## Written request
Report every line in the entries below that contains the word "direction", matching its case exactly.

## Entries supplied
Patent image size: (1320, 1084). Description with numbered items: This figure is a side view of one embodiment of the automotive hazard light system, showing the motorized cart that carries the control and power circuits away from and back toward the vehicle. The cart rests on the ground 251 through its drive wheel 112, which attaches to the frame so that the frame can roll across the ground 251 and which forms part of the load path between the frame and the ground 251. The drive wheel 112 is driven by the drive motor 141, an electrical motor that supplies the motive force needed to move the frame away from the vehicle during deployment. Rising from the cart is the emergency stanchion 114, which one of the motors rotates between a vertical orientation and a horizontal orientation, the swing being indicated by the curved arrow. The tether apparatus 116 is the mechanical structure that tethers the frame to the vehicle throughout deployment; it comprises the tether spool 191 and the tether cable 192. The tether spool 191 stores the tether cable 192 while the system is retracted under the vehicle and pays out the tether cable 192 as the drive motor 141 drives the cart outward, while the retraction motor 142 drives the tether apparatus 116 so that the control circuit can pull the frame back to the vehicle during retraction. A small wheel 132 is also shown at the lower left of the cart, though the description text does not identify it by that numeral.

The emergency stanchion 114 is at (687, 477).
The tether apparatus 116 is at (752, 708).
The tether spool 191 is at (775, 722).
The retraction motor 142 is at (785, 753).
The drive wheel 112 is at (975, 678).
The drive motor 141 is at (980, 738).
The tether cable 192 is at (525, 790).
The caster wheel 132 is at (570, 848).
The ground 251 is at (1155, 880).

--

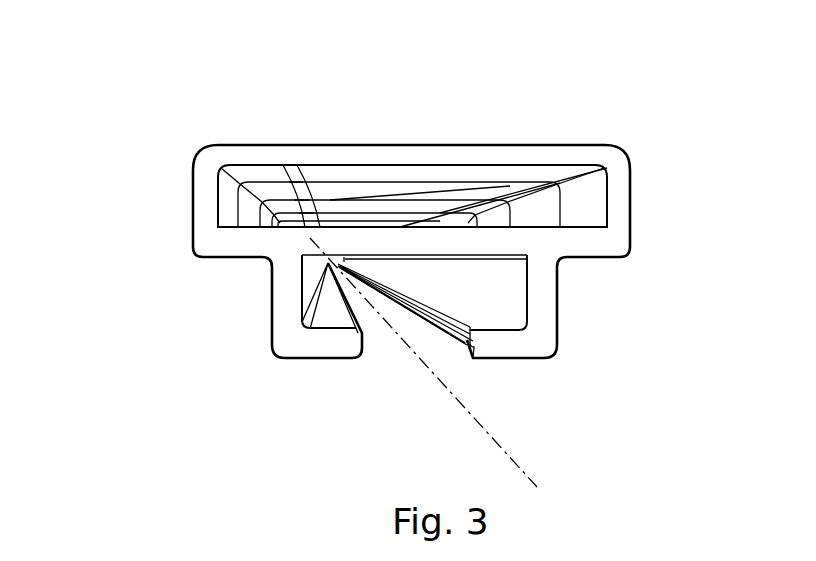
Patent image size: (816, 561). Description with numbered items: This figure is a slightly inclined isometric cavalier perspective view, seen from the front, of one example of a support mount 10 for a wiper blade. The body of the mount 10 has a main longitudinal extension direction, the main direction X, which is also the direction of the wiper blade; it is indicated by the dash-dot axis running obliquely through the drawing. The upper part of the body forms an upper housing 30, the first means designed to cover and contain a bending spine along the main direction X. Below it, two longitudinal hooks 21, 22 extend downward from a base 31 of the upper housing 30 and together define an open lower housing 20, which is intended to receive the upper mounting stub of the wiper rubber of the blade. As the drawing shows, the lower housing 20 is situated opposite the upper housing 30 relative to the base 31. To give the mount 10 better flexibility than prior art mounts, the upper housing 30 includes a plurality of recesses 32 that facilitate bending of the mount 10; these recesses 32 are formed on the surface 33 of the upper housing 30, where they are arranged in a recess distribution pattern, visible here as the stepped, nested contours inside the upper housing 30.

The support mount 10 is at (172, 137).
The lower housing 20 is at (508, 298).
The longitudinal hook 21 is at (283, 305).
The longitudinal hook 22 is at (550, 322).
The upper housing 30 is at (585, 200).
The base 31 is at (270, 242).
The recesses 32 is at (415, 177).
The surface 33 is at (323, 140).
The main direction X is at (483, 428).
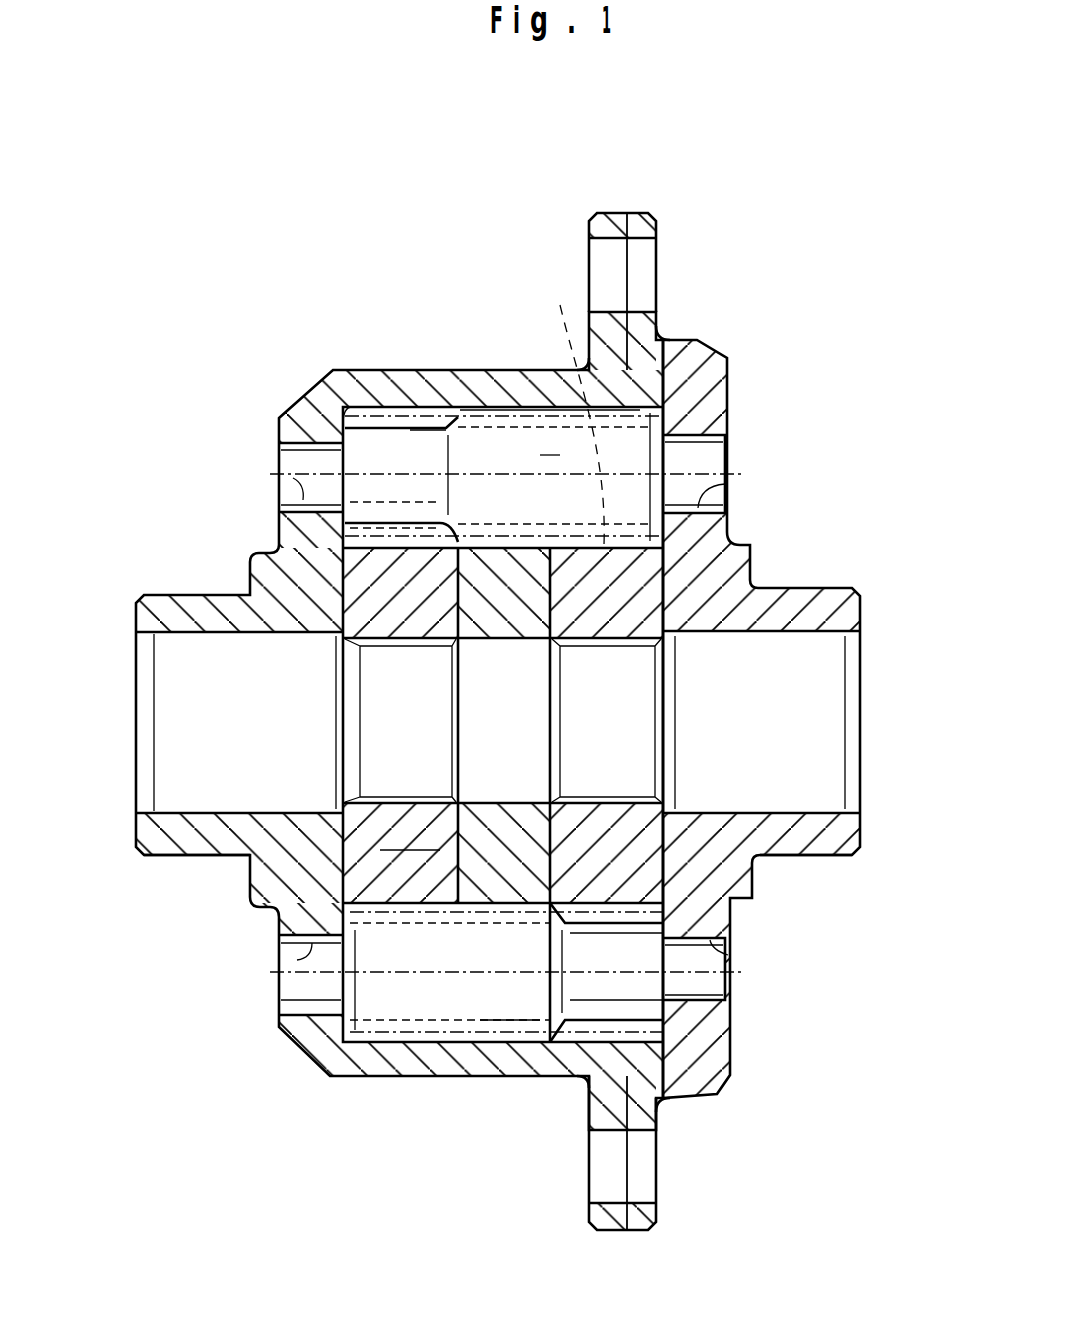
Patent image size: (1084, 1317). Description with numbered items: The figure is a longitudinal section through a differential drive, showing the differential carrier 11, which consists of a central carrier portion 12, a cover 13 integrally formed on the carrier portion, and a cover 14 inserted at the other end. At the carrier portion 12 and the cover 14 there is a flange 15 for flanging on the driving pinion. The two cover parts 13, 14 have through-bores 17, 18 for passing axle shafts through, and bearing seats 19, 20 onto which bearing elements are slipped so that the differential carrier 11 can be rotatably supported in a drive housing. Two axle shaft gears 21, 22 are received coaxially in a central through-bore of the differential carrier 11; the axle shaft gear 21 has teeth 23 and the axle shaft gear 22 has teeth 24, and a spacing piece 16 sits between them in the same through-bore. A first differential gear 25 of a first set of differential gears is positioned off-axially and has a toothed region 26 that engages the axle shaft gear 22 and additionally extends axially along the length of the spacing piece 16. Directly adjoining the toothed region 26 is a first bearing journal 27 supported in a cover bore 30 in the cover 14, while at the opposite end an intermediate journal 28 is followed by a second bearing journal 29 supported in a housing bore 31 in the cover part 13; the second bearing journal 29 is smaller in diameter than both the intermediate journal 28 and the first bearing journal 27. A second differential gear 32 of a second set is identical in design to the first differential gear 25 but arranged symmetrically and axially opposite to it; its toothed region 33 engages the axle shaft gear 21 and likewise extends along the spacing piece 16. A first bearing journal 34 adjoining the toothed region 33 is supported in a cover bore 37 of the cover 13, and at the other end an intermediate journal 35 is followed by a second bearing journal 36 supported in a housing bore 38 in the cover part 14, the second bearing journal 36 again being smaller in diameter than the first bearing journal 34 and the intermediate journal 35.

## Answer to the task
Patent image size: (816, 561). Description with numbered items: This figure is a slightly inclined isometric cavalier perspective view, seen from the front, of one example of a support mount 10 for a wiper blade. The body of the mount 10 has a main longitudinal extension direction, the main direction X, which is also the direction of the wiper blade; it is indicated by the dash-dot axis running obliquely through the drawing. The upper part of the body forms an upper housing 30, the first means designed to cover and contain a bending spine along the main direction X. Below it, two longitudinal hooks 21, 22 extend downward from a base 31 of the upper housing 30 and together define an open lower housing 20, which is intended to receive the upper mounting stub of the wiper rubber of the blade. As the drawing shows, the lower housing 20 is situated opposite the upper housing 30 relative to the base 31. To give the mount 10 better flexibility than prior art mounts, the upper housing 30 includes a plurality of recesses 32 that facilitate bending of the mount 10; these recesses 32 are formed on the surface 33 of the upper housing 30, where they are arranged in a recess distribution pattern, visible here as the stepped, nested contours inside the upper housing 30.
The main direction X is at (483, 428).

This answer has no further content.